─── DATA TO PROCESS

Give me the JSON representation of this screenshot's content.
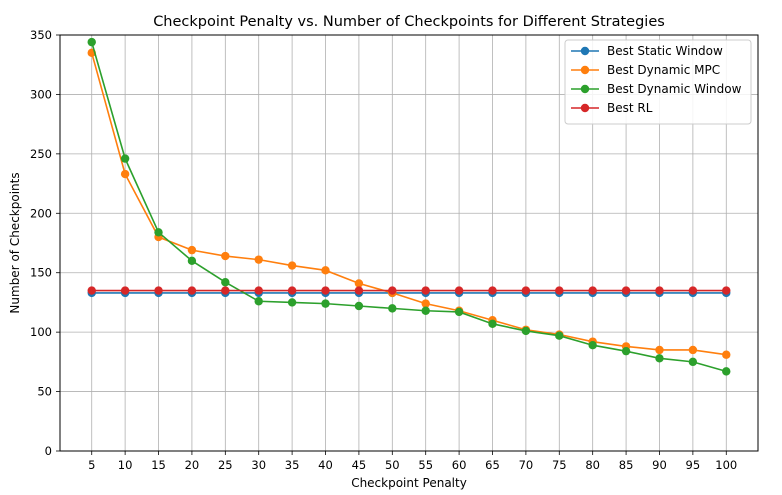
{
  "chart_data": {
    "type": "line",
    "title": "Checkpoint Penalty vs. Number of Checkpoints for Different Strategies",
    "xlabel": "Checkpoint Penalty",
    "ylabel": "Number of Checkpoints",
    "x": [
      5,
      10,
      15,
      20,
      25,
      30,
      35,
      40,
      45,
      50,
      55,
      60,
      65,
      70,
      75,
      80,
      85,
      90,
      95,
      100
    ],
    "x_ticks": [
      "5",
      "10",
      "15",
      "20",
      "25",
      "30",
      "35",
      "40",
      "45",
      "50",
      "55",
      "60",
      "65",
      "70",
      "75",
      "80",
      "85",
      "90",
      "95",
      "100"
    ],
    "ylim": [
      0,
      350
    ],
    "y_ticks": [
      "0",
      "50",
      "100",
      "150",
      "200",
      "250",
      "300",
      "350"
    ],
    "y_tick_values": [
      0,
      50,
      100,
      150,
      200,
      250,
      300,
      350
    ],
    "grid": true,
    "legend_position": "top-right",
    "series": [
      {
        "name": "Best Static Window",
        "color": "#1f77b4",
        "values": [
          133,
          133,
          133,
          133,
          133,
          133,
          133,
          133,
          133,
          133,
          133,
          133,
          133,
          133,
          133,
          133,
          133,
          133,
          133,
          133
        ]
      },
      {
        "name": "Best Dynamic MPC",
        "color": "#ff7f0e",
        "values": [
          335,
          233,
          180,
          169,
          164,
          161,
          156,
          152,
          141,
          133,
          124,
          118,
          110,
          102,
          98,
          92,
          88,
          85,
          85,
          81
        ]
      },
      {
        "name": "Best Dynamic Window",
        "color": "#2ca02c",
        "values": [
          344,
          246,
          184,
          160,
          142,
          126,
          125,
          124,
          122,
          120,
          118,
          117,
          107,
          101,
          97,
          89,
          84,
          78,
          75,
          67
        ]
      },
      {
        "name": "Best RL",
        "color": "#d62728",
        "values": [
          135,
          135,
          135,
          135,
          135,
          135,
          135,
          135,
          135,
          135,
          135,
          135,
          135,
          135,
          135,
          135,
          135,
          135,
          135,
          135
        ]
      }
    ]
  }
}
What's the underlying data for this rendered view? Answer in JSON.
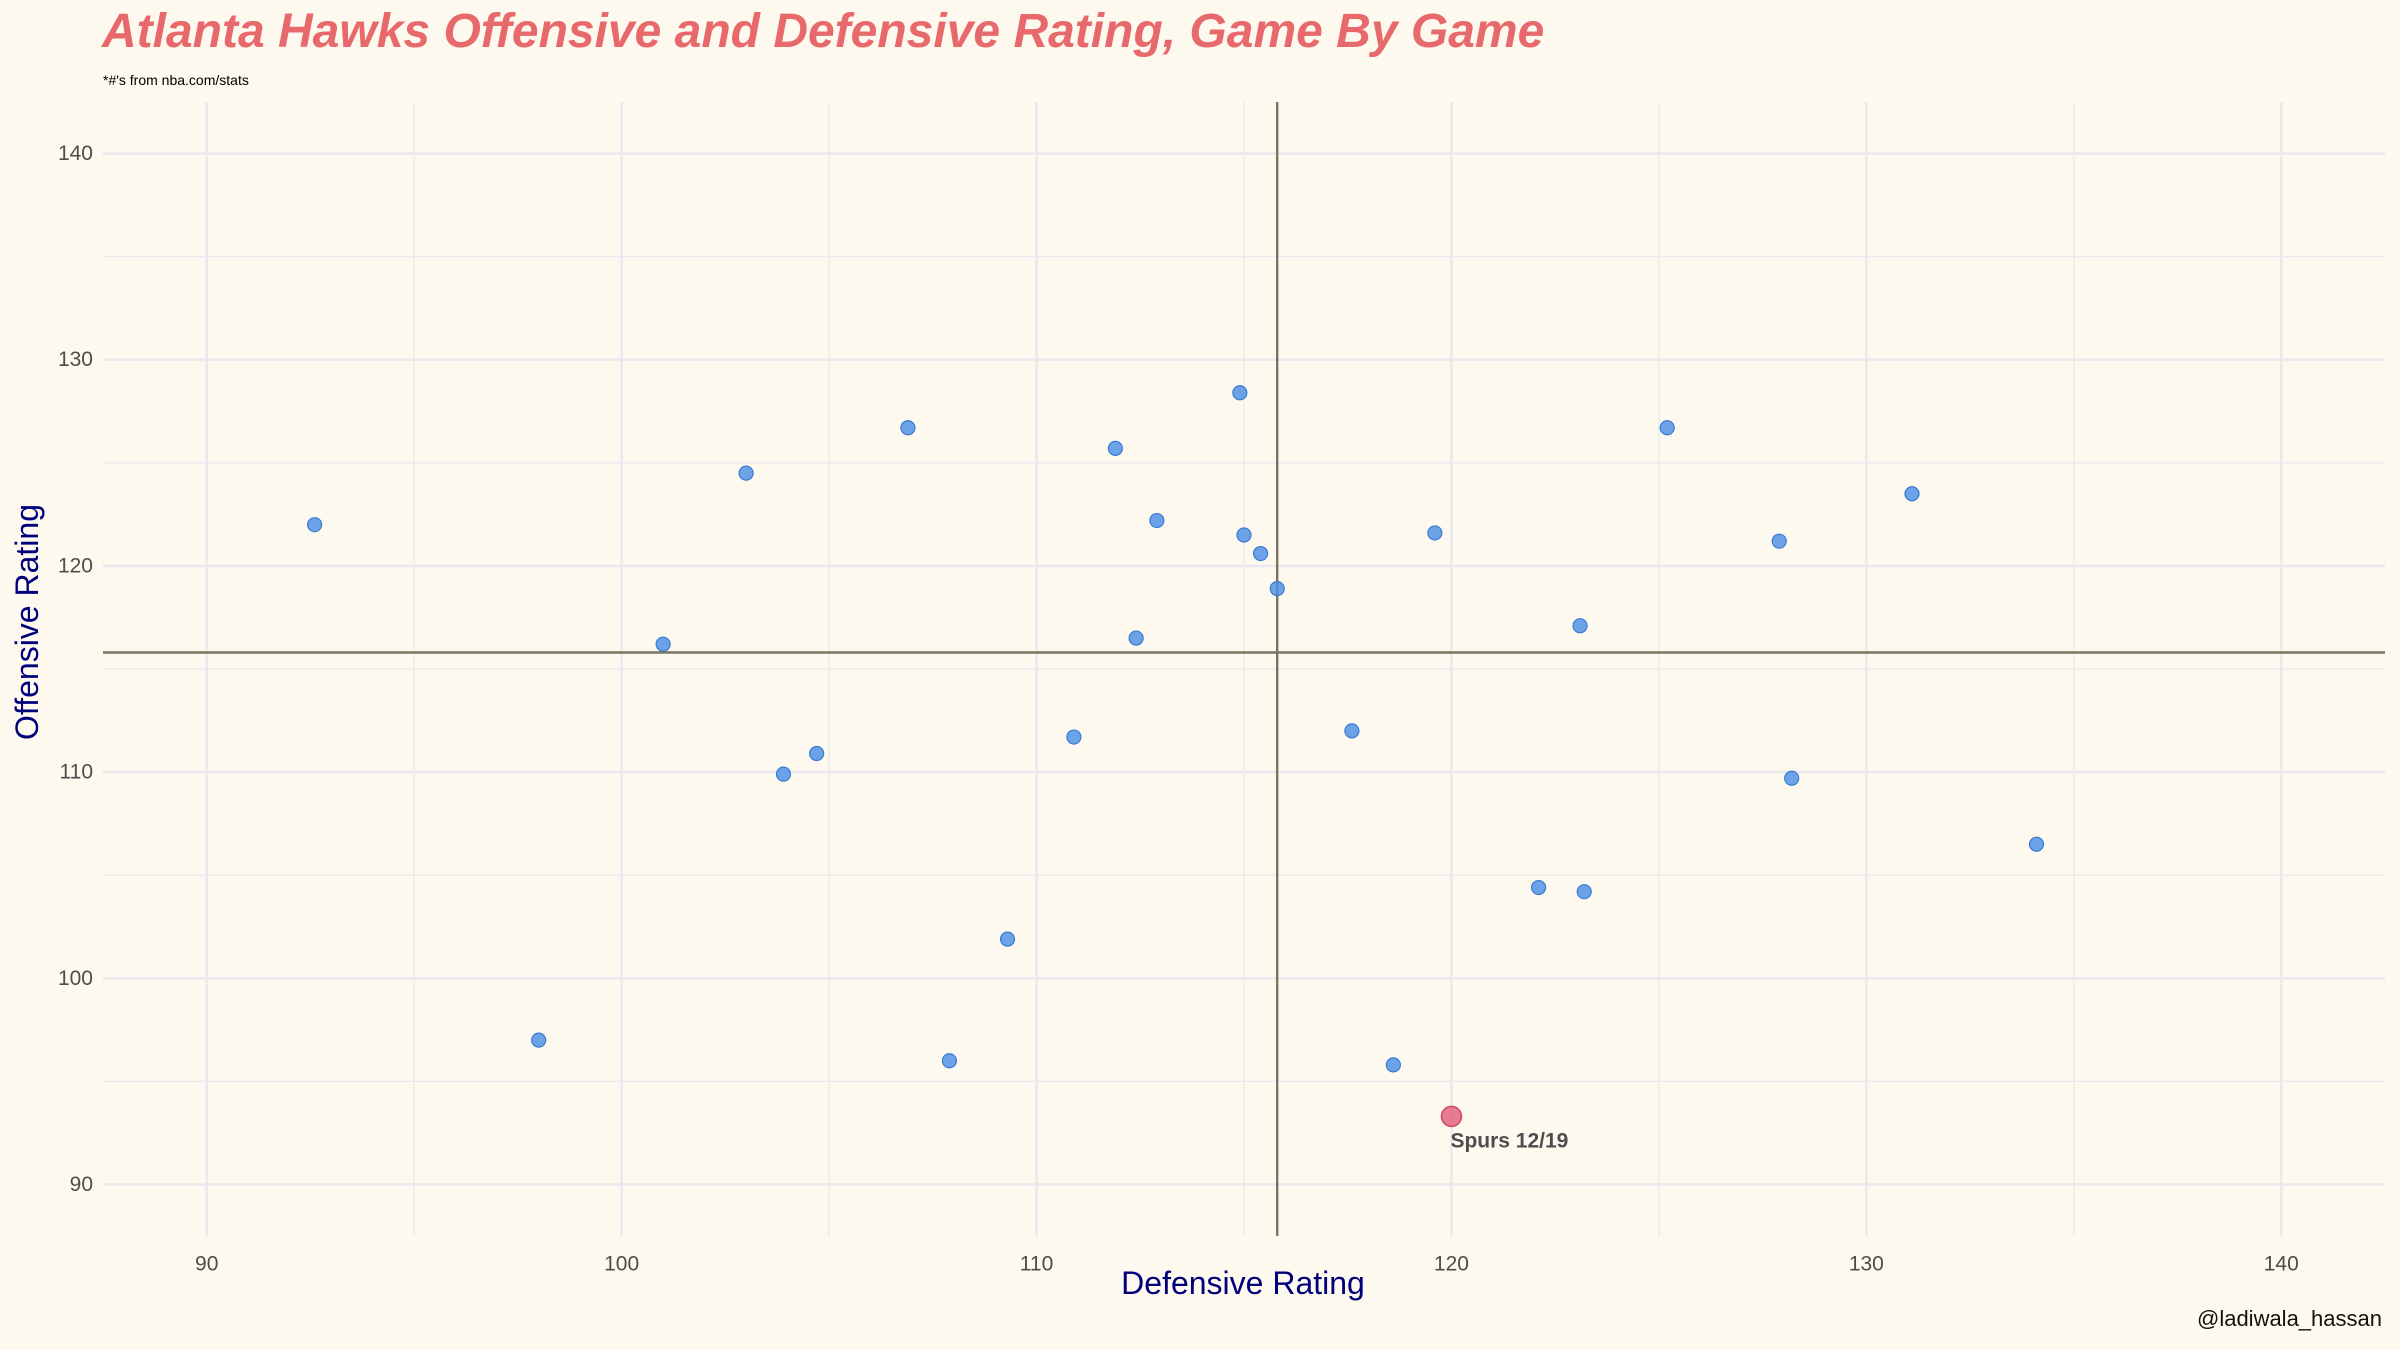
{
  "chart_data": {
    "type": "scatter",
    "title": "Atlanta Hawks Offensive and Defensive Rating, Game By Game",
    "subtitle": "*#'s from nba.com/stats",
    "xlabel": "Defensive Rating",
    "ylabel": "Offensive Rating",
    "xlim": [
      87.5,
      142.5
    ],
    "ylim": [
      87.5,
      142.5
    ],
    "xticks": [
      "90",
      "100",
      "110",
      "120",
      "130",
      "140"
    ],
    "yticks": [
      "90",
      "100",
      "110",
      "120",
      "130",
      "140"
    ],
    "grid": true,
    "reference_lines": {
      "x_mean": 115.8,
      "y_mean": 115.8
    },
    "points": [
      {
        "x": 92.6,
        "y": 122.0
      },
      {
        "x": 98.0,
        "y": 97.0
      },
      {
        "x": 101.0,
        "y": 116.2
      },
      {
        "x": 103.0,
        "y": 124.5
      },
      {
        "x": 103.9,
        "y": 109.9
      },
      {
        "x": 104.7,
        "y": 110.9
      },
      {
        "x": 106.9,
        "y": 126.7
      },
      {
        "x": 107.9,
        "y": 96.0
      },
      {
        "x": 109.3,
        "y": 101.9
      },
      {
        "x": 110.9,
        "y": 111.7
      },
      {
        "x": 111.9,
        "y": 125.7
      },
      {
        "x": 112.4,
        "y": 116.5
      },
      {
        "x": 112.9,
        "y": 122.2
      },
      {
        "x": 114.9,
        "y": 128.4
      },
      {
        "x": 115.0,
        "y": 121.5
      },
      {
        "x": 115.4,
        "y": 120.6
      },
      {
        "x": 115.8,
        "y": 118.9
      },
      {
        "x": 117.6,
        "y": 112.0
      },
      {
        "x": 118.6,
        "y": 95.8
      },
      {
        "x": 119.6,
        "y": 121.6
      },
      {
        "x": 122.1,
        "y": 104.4
      },
      {
        "x": 123.1,
        "y": 117.1
      },
      {
        "x": 123.2,
        "y": 104.2
      },
      {
        "x": 125.2,
        "y": 126.7
      },
      {
        "x": 127.9,
        "y": 121.2
      },
      {
        "x": 128.2,
        "y": 109.7
      },
      {
        "x": 131.1,
        "y": 123.5
      },
      {
        "x": 134.1,
        "y": 106.5
      }
    ],
    "highlight": {
      "x": 120.0,
      "y": 93.3,
      "label": "Spurs 12/19"
    },
    "colors": {
      "point": "#4a8fe7",
      "highlight": "#e05070",
      "reference_line": "#7a7560",
      "grid": "#e9e9ee",
      "title": "#e8696b",
      "axis_title": "#00007a"
    }
  },
  "credit": "@ladiwala_hassan"
}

──────

WHAT IS REQUIRED –
Gather each line that holds "name".

RESULT FOR THIS TASK –
        "name": "Best Static Window",
        "name": "Best Dynamic MPC",
        "name": "Best Dynamic Window",
        "name": "Best RL",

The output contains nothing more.